■ DIRECTIONS ■
Please write out the material below exactly as given.
──────── INPUT DATA
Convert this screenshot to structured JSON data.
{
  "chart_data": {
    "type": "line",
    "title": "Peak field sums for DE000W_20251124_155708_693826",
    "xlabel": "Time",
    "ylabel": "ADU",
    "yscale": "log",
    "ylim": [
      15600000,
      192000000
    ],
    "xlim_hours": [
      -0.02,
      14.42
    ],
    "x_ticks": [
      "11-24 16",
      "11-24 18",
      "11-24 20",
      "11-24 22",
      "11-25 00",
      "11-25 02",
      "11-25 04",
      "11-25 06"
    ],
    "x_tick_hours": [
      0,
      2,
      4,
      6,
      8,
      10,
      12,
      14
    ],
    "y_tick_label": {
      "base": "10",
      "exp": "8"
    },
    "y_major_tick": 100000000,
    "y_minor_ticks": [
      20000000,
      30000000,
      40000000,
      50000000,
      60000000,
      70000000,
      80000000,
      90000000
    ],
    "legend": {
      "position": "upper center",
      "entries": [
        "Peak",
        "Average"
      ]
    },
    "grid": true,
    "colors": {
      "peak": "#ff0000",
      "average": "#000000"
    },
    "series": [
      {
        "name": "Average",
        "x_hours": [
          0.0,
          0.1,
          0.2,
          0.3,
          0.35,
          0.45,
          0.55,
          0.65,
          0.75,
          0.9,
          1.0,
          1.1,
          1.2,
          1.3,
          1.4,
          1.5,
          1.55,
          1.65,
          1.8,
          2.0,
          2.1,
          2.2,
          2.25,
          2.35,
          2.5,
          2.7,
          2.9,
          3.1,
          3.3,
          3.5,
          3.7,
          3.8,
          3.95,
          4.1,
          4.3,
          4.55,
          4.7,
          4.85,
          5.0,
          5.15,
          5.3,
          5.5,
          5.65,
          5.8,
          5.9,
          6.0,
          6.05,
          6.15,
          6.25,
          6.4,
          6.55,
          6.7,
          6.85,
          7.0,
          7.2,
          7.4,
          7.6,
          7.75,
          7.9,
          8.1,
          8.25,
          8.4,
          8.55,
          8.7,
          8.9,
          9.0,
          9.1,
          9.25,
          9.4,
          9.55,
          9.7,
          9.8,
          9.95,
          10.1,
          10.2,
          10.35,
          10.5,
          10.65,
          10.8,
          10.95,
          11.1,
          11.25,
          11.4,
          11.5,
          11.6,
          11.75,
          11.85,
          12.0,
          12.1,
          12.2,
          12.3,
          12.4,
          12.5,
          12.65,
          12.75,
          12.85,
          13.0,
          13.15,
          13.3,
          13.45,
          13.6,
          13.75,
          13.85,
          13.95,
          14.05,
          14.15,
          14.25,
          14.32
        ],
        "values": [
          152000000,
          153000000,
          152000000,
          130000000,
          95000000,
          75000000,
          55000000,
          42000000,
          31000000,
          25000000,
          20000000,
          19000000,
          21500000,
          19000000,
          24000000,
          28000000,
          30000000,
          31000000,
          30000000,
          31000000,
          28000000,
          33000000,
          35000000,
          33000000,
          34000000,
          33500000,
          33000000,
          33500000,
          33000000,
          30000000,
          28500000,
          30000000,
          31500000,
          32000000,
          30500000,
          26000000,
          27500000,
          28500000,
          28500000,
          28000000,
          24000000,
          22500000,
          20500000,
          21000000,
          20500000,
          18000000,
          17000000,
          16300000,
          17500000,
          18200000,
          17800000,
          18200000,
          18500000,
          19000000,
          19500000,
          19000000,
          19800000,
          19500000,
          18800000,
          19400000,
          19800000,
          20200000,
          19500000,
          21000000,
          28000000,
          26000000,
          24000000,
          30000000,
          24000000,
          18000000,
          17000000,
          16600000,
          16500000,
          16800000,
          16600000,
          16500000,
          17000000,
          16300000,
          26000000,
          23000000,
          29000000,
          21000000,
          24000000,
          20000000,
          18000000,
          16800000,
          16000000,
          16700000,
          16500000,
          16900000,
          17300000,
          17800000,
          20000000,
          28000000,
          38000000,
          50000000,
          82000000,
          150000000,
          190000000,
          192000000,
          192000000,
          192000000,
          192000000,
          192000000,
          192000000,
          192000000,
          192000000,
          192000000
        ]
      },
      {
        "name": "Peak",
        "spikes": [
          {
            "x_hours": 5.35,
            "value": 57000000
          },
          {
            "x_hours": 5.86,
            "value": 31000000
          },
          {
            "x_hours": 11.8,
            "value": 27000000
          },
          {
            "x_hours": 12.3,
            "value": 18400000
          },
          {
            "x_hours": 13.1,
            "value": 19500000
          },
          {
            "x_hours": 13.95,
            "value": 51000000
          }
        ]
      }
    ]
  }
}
────────────────
■ RESPONSE TO THE TASK ■
Convert this screenshot to structured JSON data.
{
  "chart_data": {
    "type": "line",
    "title": "Peak field sums for DE000W_20251124_155708_693826",
    "xlabel": "Time",
    "ylabel": "ADU",
    "yscale": "log",
    "ylim": [
      15600000,
      192000000
    ],
    "xlim_hours": [
      -0.02,
      14.42
    ],
    "x_ticks": [
      "11-24 16",
      "11-24 18",
      "11-24 20",
      "11-24 22",
      "11-25 00",
      "11-25 02",
      "11-25 04",
      "11-25 06"
    ],
    "x_tick_hours": [
      0,
      2,
      4,
      6,
      8,
      10,
      12,
      14
    ],
    "y_tick_label": {
      "base": "10",
      "exp": "8"
    },
    "y_major_tick": 100000000,
    "y_minor_ticks": [
      20000000,
      30000000,
      40000000,
      50000000,
      60000000,
      70000000,
      80000000,
      90000000
    ],
    "legend": {
      "position": "upper center",
      "entries": [
        "Peak",
        "Average"
      ]
    },
    "grid": true,
    "colors": {
      "peak": "#ff0000",
      "average": "#000000"
    },
    "series": [
      {
        "name": "Average",
        "x_hours": [
          0.0,
          0.1,
          0.2,
          0.3,
          0.35,
          0.45,
          0.55,
          0.65,
          0.75,
          0.9,
          1.0,
          1.1,
          1.2,
          1.3,
          1.4,
          1.5,
          1.55,
          1.65,
          1.8,
          2.0,
          2.1,
          2.2,
          2.25,
          2.35,
          2.5,
          2.7,
          2.9,
          3.1,
          3.3,
          3.5,
          3.7,
          3.8,
          3.95,
          4.1,
          4.3,
          4.55,
          4.7,
          4.85,
          5.0,
          5.15,
          5.3,
          5.5,
          5.65,
          5.8,
          5.9,
          6.0,
          6.05,
          6.15,
          6.25,
          6.4,
          6.55,
          6.7,
          6.85,
          7.0,
          7.2,
          7.4,
          7.6,
          7.75,
          7.9,
          8.1,
          8.25,
          8.4,
          8.55,
          8.7,
          8.9,
          9.0,
          9.1,
          9.25,
          9.4,
          9.55,
          9.7,
          9.8,
          9.95,
          10.1,
          10.2,
          10.35,
          10.5,
          10.65,
          10.8,
          10.95,
          11.1,
          11.25,
          11.4,
          11.5,
          11.6,
          11.75,
          11.85,
          12.0,
          12.1,
          12.2,
          12.3,
          12.4,
          12.5,
          12.65,
          12.75,
          12.85,
          13.0,
          13.15,
          13.3,
          13.45,
          13.6,
          13.75,
          13.85,
          13.95,
          14.05,
          14.15,
          14.25,
          14.32
        ],
        "values": [
          152000000,
          153000000,
          152000000,
          130000000,
          95000000,
          75000000,
          55000000,
          42000000,
          31000000,
          25000000,
          20000000,
          19000000,
          21500000,
          19000000,
          24000000,
          28000000,
          30000000,
          31000000,
          30000000,
          31000000,
          28000000,
          33000000,
          35000000,
          33000000,
          34000000,
          33500000,
          33000000,
          33500000,
          33000000,
          30000000,
          28500000,
          30000000,
          31500000,
          32000000,
          30500000,
          26000000,
          27500000,
          28500000,
          28500000,
          28000000,
          24000000,
          22500000,
          20500000,
          21000000,
          20500000,
          18000000,
          17000000,
          16300000,
          17500000,
          18200000,
          17800000,
          18200000,
          18500000,
          19000000,
          19500000,
          19000000,
          19800000,
          19500000,
          18800000,
          19400000,
          19800000,
          20200000,
          19500000,
          21000000,
          28000000,
          26000000,
          24000000,
          30000000,
          24000000,
          18000000,
          17000000,
          16600000,
          16500000,
          16800000,
          16600000,
          16500000,
          17000000,
          16300000,
          26000000,
          23000000,
          29000000,
          21000000,
          24000000,
          20000000,
          18000000,
          16800000,
          16000000,
          16700000,
          16500000,
          16900000,
          17300000,
          17800000,
          20000000,
          28000000,
          38000000,
          50000000,
          82000000,
          150000000,
          190000000,
          192000000,
          192000000,
          192000000,
          192000000,
          192000000,
          192000000,
          192000000,
          192000000,
          192000000
        ]
      },
      {
        "name": "Peak",
        "spikes": [
          {
            "x_hours": 5.35,
            "value": 57000000
          },
          {
            "x_hours": 5.86,
            "value": 31000000
          },
          {
            "x_hours": 11.8,
            "value": 27000000
          },
          {
            "x_hours": 12.3,
            "value": 18400000
          },
          {
            "x_hours": 13.1,
            "value": 19500000
          },
          {
            "x_hours": 13.95,
            "value": 51000000
          }
        ]
      }
    ]
  }
}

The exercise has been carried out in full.